◆ What you will do
Output exactly, and only, the stretch of lines beginning at the line with "Transcribe the text in this document." and ending at the last line of the listing below. Drop the pictures.

◆ Exercise input
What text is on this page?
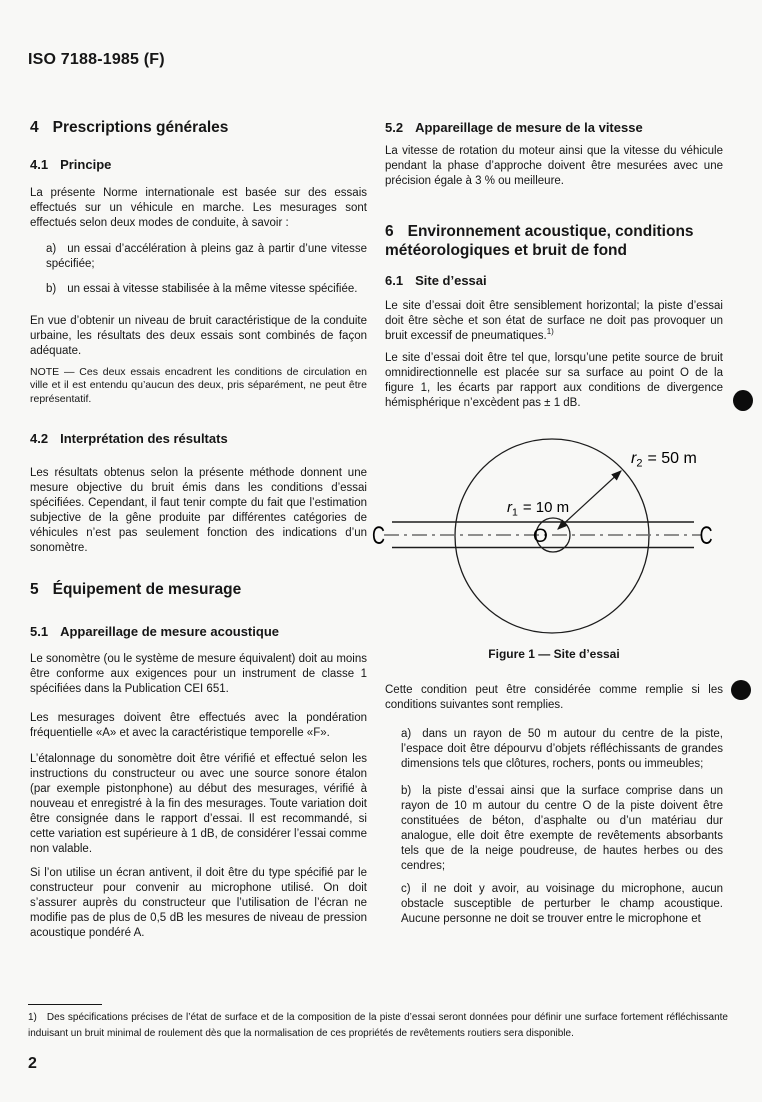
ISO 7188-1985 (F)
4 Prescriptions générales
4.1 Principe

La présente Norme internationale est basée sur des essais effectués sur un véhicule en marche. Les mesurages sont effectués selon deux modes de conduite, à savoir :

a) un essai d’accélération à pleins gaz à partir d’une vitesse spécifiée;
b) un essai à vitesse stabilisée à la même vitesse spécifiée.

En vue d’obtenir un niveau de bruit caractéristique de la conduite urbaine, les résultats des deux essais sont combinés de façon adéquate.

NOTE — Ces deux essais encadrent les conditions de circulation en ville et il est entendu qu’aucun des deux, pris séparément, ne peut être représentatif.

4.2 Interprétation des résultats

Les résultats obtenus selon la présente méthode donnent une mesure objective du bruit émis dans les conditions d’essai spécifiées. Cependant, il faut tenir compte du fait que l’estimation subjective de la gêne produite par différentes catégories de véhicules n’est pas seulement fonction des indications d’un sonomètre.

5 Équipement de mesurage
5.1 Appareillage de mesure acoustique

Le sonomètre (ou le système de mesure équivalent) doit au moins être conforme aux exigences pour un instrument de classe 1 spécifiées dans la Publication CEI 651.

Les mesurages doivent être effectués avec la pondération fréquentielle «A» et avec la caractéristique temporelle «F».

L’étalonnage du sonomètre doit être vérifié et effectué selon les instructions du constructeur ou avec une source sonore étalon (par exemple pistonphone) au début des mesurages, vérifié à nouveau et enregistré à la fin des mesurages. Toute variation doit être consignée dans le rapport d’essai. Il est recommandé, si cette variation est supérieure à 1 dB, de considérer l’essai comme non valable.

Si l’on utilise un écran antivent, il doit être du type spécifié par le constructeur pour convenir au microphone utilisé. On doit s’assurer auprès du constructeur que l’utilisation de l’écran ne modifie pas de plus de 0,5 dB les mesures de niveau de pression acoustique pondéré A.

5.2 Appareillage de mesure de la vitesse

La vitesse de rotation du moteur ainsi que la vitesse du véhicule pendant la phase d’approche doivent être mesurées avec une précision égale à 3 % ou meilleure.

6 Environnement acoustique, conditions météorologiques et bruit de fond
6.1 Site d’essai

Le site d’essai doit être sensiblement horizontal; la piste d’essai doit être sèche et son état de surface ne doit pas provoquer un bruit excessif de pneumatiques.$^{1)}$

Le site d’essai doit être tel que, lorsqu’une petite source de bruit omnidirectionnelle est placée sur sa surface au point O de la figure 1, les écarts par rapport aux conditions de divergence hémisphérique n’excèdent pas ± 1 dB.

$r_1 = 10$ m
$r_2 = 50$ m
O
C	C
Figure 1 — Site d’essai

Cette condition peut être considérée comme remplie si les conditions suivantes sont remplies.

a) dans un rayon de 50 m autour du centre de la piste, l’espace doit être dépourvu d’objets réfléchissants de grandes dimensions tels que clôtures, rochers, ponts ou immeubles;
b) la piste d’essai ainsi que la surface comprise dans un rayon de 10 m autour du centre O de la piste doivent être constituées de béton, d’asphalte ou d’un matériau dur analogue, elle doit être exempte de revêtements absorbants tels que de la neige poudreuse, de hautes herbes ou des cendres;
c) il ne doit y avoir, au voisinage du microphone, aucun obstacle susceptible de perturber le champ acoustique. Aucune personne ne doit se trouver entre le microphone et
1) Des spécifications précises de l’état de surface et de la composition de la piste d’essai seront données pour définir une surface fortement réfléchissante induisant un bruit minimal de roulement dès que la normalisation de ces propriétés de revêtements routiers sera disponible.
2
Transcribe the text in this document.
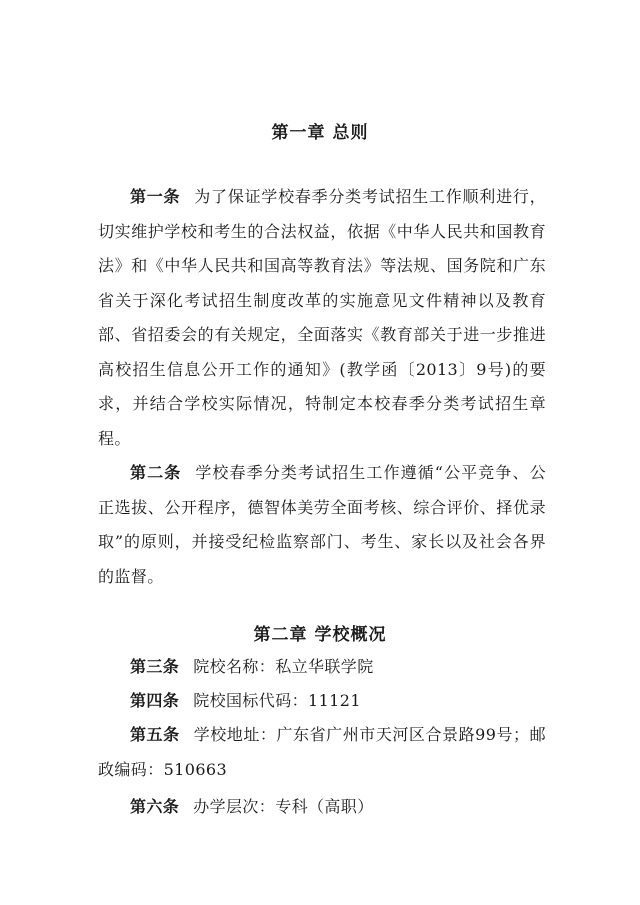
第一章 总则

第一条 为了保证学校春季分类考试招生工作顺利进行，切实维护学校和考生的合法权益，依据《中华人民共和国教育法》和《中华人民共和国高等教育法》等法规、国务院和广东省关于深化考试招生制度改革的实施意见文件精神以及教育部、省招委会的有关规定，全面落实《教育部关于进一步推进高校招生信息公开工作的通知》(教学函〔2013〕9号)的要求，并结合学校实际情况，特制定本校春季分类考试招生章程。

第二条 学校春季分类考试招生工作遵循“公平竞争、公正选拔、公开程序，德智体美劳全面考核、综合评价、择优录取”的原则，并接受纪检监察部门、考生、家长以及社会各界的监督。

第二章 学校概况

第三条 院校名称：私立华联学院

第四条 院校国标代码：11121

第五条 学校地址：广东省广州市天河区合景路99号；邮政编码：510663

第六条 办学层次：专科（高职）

◆ Full response
Transcribe the text in this document.
第一章 总则

第一条 为了保证学校春季分类考试招生工作顺利进行，切实维护学校和考生的合法权益，依据《中华人民共和国教育法》和《中华人民共和国高等教育法》等法规、国务院和广东省关于深化考试招生制度改革的实施意见文件精神以及教育部、省招委会的有关规定，全面落实《教育部关于进一步推进高校招生信息公开工作的通知》(教学函〔2013〕9号)的要求，并结合学校实际情况，特制定本校春季分类考试招生章程。

第二条 学校春季分类考试招生工作遵循“公平竞争、公正选拔、公开程序，德智体美劳全面考核、综合评价、择优录取”的原则，并接受纪检监察部门、考生、家长以及社会各界的监督。

第二章 学校概况

第三条 院校名称：私立华联学院

第四条 院校国标代码：11121

第五条 学校地址：广东省广州市天河区合景路99号；邮政编码：510663

第六条 办学层次：专科（高职）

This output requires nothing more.